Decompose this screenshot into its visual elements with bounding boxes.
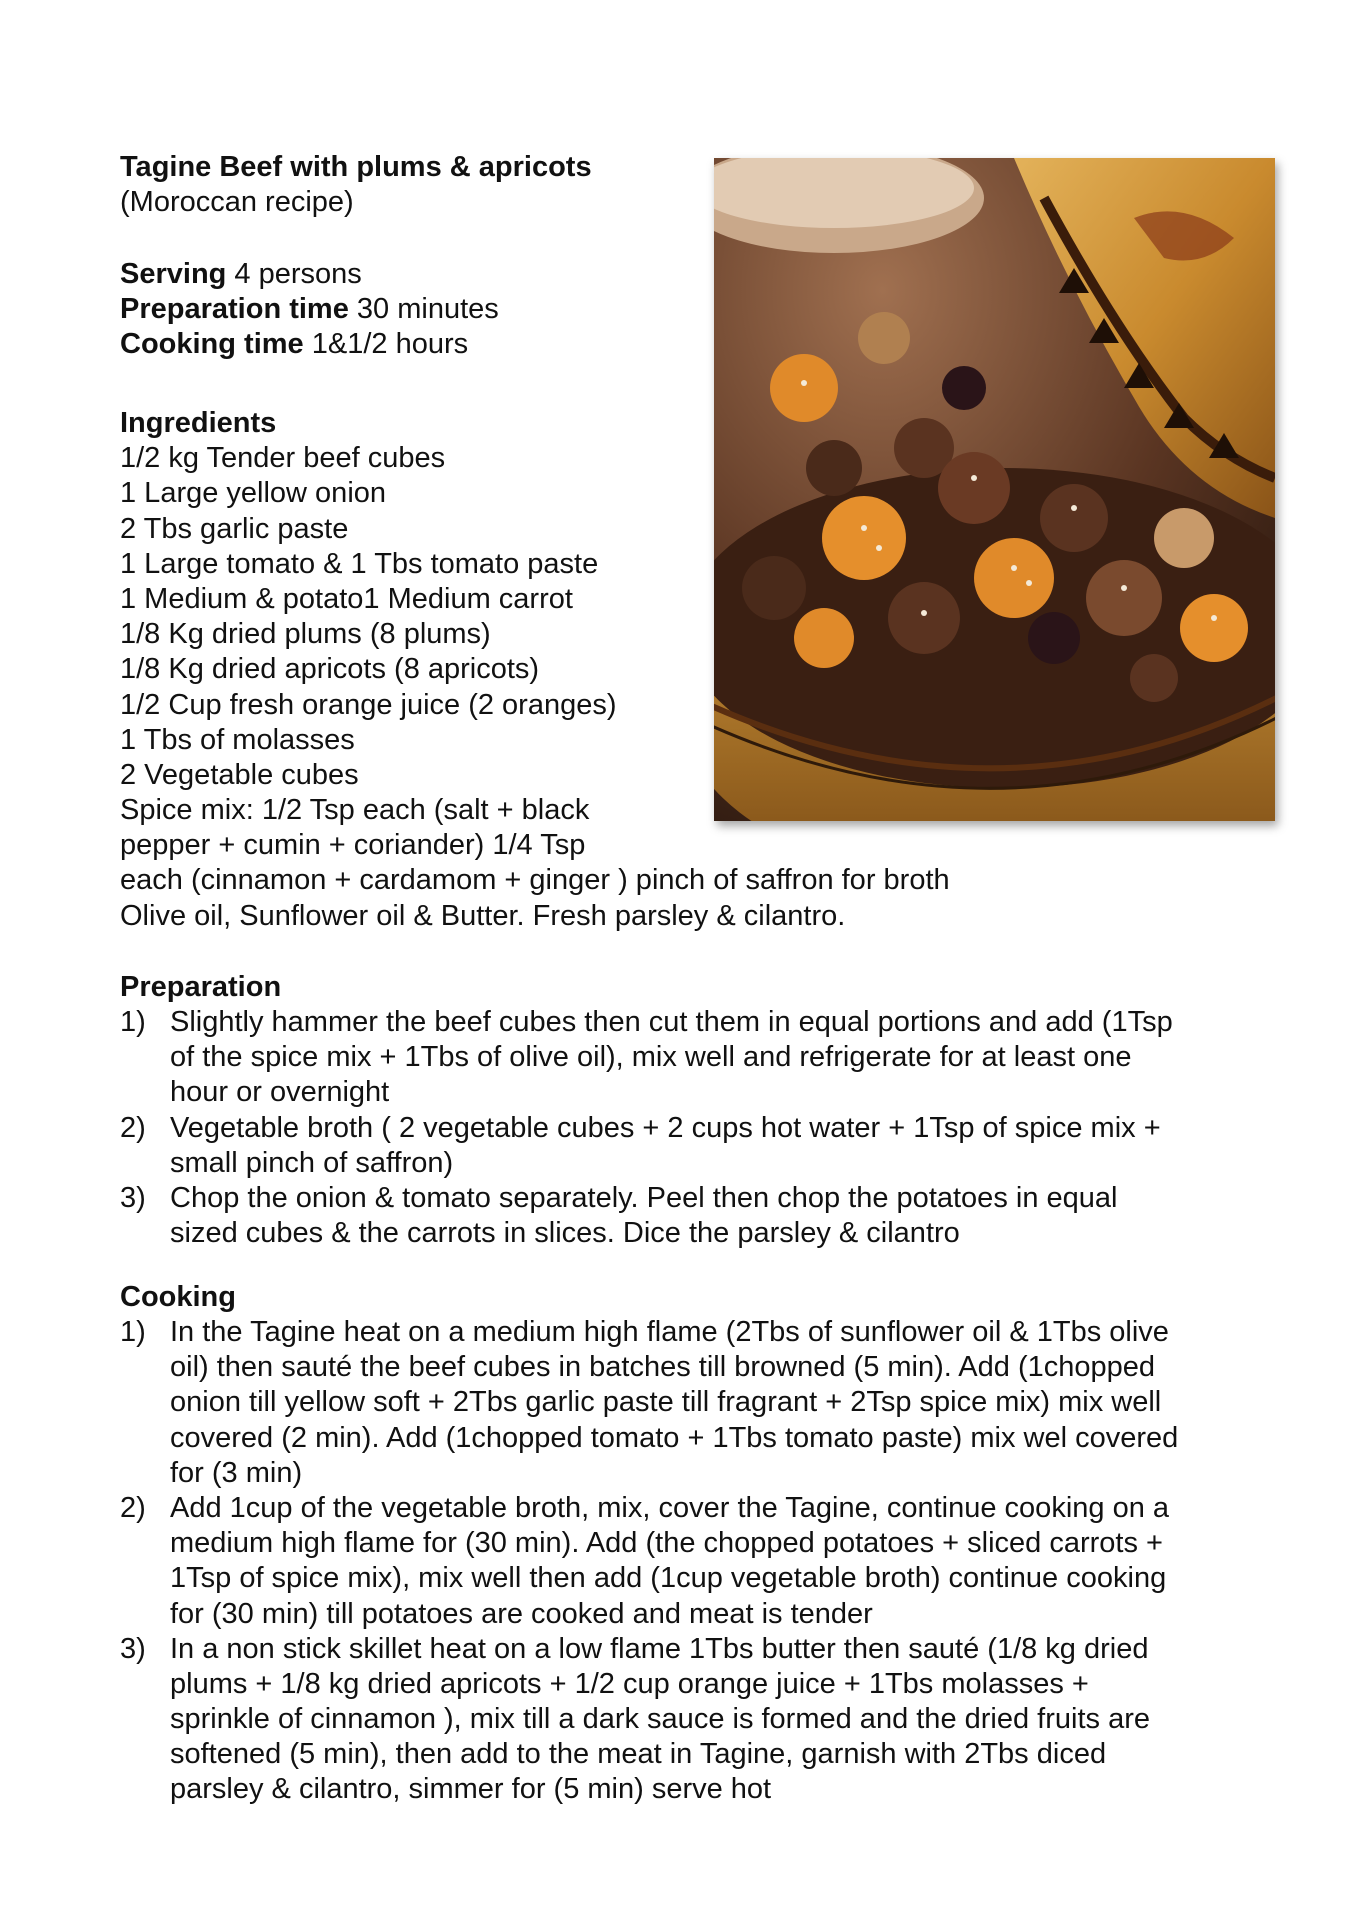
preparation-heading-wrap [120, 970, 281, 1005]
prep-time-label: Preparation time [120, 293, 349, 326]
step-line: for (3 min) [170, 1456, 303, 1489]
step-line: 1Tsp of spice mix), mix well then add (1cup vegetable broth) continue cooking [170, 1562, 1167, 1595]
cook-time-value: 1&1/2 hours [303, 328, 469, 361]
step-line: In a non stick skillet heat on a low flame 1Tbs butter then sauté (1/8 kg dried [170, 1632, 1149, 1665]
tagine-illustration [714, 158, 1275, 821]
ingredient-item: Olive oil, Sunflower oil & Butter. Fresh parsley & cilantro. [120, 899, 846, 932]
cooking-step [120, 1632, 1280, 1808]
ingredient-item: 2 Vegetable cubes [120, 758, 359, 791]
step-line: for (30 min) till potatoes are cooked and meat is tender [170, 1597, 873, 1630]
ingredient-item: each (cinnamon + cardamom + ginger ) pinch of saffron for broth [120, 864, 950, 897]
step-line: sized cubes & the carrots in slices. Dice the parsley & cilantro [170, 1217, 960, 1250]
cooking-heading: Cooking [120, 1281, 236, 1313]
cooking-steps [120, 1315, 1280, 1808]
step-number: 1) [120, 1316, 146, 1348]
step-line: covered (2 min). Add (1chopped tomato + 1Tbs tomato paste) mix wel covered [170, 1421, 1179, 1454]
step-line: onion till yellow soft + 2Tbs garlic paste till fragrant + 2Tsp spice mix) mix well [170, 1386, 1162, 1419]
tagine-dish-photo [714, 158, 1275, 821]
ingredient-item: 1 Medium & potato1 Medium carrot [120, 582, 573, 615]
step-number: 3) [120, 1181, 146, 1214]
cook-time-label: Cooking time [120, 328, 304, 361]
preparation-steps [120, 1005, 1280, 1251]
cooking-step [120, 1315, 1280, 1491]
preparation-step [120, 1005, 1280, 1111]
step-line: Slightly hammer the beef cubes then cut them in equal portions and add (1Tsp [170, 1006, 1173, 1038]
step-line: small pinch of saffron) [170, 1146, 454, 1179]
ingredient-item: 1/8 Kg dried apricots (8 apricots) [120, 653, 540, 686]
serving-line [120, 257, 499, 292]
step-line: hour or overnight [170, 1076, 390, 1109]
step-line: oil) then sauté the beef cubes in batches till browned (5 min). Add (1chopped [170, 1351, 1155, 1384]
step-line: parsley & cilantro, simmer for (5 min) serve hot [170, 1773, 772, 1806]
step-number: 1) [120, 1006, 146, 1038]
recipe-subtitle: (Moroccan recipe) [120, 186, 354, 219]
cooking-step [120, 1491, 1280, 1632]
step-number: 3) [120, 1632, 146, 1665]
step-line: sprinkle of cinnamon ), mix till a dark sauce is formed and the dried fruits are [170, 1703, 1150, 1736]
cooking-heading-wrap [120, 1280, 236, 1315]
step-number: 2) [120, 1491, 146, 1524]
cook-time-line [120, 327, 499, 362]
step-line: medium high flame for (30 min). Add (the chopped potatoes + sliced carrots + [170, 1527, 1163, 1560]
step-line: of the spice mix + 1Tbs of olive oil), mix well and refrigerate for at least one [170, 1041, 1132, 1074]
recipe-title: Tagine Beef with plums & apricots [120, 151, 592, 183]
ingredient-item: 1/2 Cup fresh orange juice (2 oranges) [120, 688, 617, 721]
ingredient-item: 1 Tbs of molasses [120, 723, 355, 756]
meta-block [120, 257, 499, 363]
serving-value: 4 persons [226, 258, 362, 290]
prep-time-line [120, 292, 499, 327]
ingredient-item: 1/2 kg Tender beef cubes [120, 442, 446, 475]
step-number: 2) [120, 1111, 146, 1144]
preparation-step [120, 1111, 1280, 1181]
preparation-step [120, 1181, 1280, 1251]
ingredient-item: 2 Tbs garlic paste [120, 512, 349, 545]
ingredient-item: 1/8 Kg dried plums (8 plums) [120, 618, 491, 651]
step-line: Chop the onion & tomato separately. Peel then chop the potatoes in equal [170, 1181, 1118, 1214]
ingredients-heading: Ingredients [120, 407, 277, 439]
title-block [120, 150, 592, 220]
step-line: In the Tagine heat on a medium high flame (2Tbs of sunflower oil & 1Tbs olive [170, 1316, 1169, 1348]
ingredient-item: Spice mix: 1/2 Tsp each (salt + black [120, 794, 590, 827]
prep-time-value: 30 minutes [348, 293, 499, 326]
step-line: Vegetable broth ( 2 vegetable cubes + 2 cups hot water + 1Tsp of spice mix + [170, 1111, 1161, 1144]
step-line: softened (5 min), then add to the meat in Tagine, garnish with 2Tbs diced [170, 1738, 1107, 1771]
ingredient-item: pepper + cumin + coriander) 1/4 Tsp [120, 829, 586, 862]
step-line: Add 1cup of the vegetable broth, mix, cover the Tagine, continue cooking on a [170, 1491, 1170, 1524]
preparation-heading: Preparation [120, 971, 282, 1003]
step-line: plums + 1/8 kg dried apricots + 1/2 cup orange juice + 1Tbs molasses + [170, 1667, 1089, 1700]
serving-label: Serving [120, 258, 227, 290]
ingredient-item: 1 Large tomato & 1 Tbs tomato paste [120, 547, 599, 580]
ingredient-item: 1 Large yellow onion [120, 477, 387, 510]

---

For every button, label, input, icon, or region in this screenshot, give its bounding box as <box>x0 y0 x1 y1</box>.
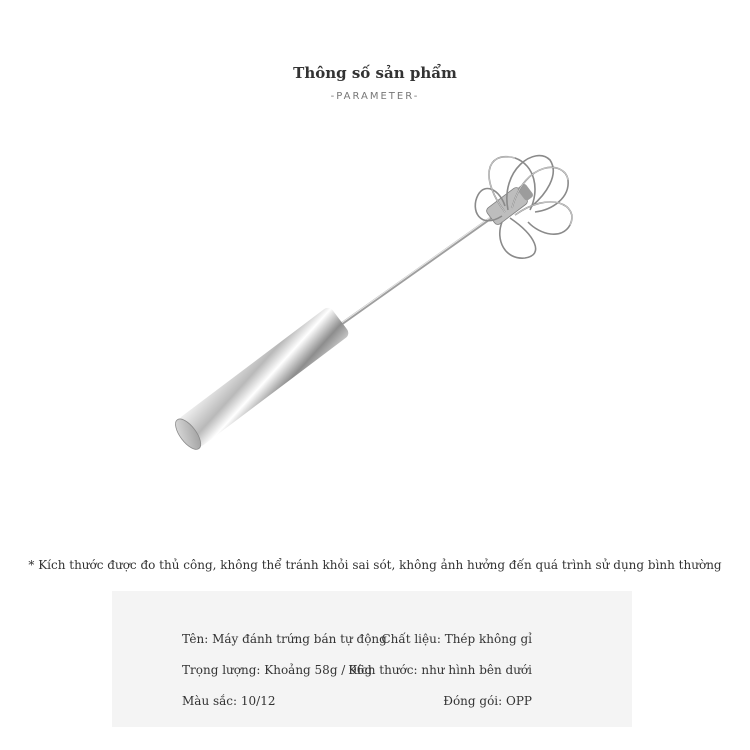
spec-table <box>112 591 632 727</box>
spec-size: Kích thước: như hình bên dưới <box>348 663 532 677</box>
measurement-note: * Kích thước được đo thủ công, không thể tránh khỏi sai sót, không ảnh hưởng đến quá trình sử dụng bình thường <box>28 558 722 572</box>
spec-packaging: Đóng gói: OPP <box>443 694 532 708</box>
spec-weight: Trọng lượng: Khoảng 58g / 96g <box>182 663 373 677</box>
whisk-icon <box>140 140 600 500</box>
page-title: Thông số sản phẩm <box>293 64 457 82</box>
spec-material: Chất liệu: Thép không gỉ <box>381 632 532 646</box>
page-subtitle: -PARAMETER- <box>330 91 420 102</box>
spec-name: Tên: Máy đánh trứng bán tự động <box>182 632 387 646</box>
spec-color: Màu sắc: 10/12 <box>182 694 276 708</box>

# OBJECTIVE
Put the data from the line with "For every button, label, input, icon, or" up to and including the line with "measurement-note: * Kích" into a Markdown table with the columns Row and Line. Give each line a row number, skip blank lines, and leave the pictures out.

# RESPONSE TO THE TASK
| Row | Line |
|---|---|
| 1 | For every button, label, input, icon, or region in this screenshot, give its bounding box as <box>x0 y0 x1 y1</box>. |
| 2 | spec-table <box>112 591 632 727</box> |
| 3 | spec-size: Kích thước: như hình bên dưới <box>348 663 532 677</box> |
| 4 | measurement-note: * Kích thước được đo thủ công, không thể tránh khỏi sai sót, không ảnh hưởng đến quá trình sử dụng bình thường <box>28 558 722 572</box> |